Note each line where "Aufbereitung" appears, and copy it.

## Start Data shown

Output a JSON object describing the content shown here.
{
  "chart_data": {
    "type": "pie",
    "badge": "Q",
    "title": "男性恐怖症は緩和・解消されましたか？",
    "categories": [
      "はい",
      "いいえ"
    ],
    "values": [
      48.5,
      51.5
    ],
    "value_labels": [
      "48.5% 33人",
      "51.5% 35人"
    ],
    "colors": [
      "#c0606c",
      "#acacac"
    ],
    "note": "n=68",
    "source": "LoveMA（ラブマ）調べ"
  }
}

## End Data shown
## Start Data shown

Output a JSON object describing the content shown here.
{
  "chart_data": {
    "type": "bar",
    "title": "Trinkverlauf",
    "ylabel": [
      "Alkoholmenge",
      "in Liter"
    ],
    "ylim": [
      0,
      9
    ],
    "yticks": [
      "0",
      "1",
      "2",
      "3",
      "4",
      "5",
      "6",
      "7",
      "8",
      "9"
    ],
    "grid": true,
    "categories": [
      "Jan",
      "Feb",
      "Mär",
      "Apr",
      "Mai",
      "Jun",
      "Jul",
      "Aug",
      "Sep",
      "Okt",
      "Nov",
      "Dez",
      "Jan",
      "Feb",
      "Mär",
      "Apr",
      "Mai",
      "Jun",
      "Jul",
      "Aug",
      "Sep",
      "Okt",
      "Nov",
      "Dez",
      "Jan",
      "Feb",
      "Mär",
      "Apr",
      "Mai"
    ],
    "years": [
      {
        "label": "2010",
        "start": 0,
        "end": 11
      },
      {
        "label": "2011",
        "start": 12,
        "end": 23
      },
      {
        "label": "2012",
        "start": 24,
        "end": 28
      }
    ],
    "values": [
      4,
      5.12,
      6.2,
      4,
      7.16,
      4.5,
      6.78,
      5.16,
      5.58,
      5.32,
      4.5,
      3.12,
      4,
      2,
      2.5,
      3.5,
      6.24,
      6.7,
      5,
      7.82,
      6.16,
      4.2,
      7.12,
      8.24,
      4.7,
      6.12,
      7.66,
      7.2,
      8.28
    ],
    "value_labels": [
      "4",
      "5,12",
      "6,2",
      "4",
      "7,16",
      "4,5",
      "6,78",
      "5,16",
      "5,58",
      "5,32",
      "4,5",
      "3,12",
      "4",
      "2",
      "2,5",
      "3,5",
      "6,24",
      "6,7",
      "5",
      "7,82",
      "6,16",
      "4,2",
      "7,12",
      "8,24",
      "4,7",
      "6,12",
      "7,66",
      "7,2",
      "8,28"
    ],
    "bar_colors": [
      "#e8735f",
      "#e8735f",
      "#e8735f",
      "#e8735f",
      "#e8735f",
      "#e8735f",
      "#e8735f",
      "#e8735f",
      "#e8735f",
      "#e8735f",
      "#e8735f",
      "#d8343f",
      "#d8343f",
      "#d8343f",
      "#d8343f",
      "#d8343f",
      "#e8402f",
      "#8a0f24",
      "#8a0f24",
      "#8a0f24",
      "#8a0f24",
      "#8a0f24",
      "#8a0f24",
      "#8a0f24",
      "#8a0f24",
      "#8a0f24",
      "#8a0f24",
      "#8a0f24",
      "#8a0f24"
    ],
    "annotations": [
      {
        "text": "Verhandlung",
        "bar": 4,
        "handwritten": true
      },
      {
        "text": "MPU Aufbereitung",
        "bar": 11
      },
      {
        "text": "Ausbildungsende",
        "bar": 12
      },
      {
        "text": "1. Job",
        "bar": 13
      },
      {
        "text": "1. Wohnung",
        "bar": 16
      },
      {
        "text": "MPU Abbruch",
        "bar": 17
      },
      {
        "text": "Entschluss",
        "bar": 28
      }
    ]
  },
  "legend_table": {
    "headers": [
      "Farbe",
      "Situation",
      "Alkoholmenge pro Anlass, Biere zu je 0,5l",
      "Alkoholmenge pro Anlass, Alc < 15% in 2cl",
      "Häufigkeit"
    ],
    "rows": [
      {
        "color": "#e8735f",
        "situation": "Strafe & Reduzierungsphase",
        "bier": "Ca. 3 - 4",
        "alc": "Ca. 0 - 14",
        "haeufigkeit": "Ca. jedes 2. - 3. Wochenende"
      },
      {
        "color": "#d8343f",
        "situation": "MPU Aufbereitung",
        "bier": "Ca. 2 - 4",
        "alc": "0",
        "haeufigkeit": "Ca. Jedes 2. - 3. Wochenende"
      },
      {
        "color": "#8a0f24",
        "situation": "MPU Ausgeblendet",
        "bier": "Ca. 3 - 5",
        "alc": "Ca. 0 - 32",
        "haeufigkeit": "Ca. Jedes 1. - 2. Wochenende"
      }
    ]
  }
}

## End Data shown
## Start Data shown

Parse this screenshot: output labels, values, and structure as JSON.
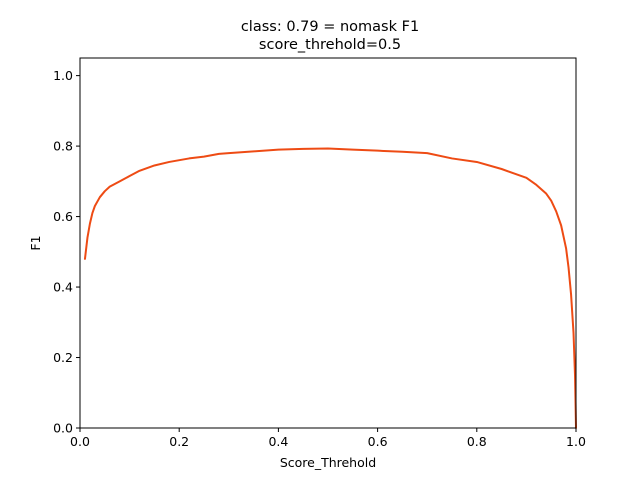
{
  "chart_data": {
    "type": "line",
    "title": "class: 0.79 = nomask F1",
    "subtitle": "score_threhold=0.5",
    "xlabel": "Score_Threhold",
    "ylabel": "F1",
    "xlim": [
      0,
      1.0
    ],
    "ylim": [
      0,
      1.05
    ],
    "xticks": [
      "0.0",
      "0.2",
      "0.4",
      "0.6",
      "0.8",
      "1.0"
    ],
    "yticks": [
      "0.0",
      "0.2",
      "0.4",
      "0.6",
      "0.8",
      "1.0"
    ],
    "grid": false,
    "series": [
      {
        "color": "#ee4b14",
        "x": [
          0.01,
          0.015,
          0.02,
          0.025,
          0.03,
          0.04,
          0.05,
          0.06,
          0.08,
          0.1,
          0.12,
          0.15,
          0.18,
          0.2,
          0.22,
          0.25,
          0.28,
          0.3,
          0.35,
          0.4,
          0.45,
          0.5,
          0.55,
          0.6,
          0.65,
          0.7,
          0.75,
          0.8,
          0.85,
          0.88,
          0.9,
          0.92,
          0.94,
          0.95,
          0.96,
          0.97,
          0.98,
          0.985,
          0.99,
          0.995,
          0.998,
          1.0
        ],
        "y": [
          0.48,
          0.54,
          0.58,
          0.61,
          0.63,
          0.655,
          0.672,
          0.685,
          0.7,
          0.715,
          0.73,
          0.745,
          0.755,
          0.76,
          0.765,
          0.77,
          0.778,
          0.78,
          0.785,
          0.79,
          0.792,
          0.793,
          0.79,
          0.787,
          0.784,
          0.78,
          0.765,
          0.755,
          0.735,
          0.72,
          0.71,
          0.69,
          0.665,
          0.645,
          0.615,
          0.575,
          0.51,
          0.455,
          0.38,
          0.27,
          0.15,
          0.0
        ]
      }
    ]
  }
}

## End Data shown

• **Full answer**
        "text": "MPU Aufbereitung",
        "situation": "MPU Aufbereitung",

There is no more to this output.